## PROBLEM
Lines containing the word "JSON" are the ones to copy from the records below.
<<<<
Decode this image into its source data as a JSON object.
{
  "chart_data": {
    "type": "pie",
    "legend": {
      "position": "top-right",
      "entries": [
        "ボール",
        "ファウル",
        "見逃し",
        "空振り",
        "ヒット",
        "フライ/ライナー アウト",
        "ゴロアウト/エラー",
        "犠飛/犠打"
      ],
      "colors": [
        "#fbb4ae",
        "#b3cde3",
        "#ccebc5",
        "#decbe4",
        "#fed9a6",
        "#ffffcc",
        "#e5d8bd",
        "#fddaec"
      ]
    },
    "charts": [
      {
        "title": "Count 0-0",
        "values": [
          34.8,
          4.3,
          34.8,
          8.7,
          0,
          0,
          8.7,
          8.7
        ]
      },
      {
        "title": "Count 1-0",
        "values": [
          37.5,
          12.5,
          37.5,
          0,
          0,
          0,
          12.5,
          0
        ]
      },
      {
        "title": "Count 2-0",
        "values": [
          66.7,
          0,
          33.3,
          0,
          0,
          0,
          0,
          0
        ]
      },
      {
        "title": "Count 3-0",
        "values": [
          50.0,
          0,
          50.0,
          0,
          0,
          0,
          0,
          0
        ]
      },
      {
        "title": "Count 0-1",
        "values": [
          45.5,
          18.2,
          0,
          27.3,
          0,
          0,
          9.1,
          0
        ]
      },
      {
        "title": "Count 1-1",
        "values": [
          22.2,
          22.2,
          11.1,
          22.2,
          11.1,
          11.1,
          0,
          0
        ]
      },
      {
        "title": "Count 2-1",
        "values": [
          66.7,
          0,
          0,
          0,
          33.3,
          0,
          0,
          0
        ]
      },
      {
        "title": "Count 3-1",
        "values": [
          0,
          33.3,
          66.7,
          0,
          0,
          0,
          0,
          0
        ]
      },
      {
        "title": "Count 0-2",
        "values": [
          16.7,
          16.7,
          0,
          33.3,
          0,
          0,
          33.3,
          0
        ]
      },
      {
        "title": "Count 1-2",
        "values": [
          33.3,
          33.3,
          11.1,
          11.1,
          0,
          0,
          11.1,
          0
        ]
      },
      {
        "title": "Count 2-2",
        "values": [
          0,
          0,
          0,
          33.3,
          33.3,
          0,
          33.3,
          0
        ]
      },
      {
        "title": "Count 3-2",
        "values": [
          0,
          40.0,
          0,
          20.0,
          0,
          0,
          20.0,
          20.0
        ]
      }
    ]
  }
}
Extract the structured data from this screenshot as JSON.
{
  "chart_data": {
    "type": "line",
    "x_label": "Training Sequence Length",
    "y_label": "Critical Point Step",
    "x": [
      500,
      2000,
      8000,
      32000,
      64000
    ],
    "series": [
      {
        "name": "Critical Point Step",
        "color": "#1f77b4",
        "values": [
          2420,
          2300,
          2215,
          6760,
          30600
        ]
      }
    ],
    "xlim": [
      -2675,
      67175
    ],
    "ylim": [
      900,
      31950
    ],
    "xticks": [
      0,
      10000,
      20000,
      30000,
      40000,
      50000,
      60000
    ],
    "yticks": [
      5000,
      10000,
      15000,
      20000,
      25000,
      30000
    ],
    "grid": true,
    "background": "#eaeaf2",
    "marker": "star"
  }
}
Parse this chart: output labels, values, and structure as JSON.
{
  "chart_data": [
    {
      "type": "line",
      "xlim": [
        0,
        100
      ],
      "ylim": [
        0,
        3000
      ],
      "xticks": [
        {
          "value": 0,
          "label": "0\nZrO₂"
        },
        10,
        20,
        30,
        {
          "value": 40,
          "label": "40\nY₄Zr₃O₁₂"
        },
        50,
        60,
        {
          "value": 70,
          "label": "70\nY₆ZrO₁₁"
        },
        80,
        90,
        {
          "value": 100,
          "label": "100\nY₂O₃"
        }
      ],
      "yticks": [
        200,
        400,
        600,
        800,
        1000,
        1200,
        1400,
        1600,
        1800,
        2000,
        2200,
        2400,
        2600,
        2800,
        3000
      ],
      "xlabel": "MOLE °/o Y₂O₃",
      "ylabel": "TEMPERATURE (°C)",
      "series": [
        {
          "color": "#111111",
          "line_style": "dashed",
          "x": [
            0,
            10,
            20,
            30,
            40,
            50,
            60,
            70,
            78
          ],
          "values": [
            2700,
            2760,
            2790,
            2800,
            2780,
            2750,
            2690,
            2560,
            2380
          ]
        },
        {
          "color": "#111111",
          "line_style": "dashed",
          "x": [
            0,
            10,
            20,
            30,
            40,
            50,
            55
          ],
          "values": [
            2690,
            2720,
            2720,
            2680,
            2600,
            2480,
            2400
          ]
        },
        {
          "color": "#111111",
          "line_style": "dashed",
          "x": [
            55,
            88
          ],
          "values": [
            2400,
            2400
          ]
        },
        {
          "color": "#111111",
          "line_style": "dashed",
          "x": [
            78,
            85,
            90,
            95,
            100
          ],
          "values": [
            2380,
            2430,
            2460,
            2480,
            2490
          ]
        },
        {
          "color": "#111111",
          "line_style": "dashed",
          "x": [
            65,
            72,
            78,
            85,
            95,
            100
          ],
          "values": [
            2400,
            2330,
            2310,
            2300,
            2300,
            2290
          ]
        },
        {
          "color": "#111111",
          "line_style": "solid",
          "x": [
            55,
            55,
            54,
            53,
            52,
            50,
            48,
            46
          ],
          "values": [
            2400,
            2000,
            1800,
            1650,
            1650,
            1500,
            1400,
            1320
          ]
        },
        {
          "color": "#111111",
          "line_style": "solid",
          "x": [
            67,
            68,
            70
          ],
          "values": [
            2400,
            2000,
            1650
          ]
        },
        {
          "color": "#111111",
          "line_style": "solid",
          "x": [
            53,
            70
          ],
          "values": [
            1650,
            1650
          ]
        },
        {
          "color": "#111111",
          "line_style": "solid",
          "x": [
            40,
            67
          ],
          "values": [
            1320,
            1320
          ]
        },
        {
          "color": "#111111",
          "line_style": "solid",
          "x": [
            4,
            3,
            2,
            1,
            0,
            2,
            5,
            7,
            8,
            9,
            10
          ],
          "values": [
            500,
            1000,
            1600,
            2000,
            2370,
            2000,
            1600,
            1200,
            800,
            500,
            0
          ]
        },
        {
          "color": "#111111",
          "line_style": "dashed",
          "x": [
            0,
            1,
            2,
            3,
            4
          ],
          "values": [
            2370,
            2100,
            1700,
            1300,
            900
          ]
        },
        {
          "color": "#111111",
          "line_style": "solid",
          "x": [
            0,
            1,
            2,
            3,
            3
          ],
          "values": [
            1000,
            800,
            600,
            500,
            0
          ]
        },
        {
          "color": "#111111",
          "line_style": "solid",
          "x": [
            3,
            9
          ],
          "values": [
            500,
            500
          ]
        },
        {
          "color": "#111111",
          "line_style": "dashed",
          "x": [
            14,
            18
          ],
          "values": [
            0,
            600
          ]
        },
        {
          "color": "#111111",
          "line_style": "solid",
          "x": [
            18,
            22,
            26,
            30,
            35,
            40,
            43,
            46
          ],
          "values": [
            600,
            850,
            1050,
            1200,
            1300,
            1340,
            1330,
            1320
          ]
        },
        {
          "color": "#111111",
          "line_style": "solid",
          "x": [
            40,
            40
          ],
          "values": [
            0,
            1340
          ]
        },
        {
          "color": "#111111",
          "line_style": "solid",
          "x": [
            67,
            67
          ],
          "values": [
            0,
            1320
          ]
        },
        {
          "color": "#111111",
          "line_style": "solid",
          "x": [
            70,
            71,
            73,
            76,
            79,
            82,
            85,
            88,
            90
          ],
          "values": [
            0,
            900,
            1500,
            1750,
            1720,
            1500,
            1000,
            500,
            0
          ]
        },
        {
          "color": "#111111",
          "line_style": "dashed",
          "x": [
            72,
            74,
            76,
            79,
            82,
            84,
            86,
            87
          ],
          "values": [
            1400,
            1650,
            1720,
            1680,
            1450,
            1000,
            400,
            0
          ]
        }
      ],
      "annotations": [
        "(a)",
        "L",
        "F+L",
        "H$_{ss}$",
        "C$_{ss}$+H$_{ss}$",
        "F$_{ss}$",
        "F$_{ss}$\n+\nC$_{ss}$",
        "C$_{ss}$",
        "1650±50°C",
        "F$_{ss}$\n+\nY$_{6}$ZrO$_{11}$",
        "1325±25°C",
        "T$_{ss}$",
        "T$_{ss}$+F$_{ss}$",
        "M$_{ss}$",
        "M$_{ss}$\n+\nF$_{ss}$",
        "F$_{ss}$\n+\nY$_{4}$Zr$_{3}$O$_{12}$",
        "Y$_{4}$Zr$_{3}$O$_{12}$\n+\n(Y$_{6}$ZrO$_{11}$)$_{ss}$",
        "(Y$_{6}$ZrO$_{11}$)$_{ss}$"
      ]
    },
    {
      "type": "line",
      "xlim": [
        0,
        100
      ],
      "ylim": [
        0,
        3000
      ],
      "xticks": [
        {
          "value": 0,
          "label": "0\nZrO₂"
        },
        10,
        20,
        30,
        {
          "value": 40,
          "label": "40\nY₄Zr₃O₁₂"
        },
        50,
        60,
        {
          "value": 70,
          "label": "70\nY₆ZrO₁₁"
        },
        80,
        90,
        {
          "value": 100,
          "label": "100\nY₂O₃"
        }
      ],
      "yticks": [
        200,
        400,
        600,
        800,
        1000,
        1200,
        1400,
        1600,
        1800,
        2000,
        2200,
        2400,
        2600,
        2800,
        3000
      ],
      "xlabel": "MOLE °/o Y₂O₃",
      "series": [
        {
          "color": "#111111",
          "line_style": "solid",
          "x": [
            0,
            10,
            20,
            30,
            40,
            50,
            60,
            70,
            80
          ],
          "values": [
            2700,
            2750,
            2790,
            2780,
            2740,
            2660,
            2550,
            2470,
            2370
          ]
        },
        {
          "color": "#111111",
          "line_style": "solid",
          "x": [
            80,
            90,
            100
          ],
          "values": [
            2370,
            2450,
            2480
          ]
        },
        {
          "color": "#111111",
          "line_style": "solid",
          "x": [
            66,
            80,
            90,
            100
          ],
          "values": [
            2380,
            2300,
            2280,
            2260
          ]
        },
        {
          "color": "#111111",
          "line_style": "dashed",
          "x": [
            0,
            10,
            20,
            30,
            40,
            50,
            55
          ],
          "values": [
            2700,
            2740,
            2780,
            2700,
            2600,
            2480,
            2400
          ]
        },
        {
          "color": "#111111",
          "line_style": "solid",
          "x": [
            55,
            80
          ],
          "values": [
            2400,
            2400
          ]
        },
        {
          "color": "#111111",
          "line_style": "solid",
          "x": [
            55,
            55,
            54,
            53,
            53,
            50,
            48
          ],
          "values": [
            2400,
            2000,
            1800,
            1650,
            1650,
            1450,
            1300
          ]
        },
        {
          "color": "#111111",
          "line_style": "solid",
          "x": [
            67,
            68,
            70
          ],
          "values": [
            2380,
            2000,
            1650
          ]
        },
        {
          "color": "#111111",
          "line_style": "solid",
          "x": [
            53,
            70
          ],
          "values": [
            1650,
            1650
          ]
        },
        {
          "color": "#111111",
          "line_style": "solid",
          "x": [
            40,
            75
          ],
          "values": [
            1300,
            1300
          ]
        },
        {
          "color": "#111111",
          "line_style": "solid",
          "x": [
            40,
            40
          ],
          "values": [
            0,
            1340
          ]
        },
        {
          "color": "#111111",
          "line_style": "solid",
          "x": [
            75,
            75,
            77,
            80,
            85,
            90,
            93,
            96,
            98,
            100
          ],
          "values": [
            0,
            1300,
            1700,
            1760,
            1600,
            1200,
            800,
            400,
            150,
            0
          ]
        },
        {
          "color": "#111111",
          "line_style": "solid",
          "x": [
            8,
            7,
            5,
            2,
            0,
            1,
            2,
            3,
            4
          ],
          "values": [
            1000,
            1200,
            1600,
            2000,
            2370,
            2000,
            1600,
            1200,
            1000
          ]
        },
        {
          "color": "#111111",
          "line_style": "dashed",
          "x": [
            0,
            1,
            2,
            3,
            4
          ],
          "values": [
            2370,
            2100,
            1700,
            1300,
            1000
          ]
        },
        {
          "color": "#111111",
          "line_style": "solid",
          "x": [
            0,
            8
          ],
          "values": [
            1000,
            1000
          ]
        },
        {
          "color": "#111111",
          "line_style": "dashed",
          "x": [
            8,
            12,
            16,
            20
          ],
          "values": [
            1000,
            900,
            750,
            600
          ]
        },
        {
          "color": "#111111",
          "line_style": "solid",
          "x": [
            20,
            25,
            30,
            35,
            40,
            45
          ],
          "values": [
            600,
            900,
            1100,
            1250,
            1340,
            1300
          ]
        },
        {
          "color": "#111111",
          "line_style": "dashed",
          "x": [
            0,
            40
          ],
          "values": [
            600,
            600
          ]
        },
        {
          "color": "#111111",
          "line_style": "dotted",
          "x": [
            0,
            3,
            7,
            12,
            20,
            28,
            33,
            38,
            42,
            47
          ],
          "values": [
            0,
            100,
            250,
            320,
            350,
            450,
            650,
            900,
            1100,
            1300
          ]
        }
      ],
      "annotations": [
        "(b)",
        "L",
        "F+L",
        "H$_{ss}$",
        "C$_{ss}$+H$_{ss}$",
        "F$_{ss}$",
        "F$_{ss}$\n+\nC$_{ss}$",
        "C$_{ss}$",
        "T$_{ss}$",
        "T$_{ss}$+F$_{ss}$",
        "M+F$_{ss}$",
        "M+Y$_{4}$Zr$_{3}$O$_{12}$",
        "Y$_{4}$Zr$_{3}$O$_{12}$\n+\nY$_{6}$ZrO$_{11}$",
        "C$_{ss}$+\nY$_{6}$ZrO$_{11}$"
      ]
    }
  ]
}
>>>>
## SOLUTION FOR THIS EXERCISE
Decode this image into its source data as a JSON object.
Extract the structured data from this screenshot as JSON.
Parse this chart: output labels, values, and structure as JSON.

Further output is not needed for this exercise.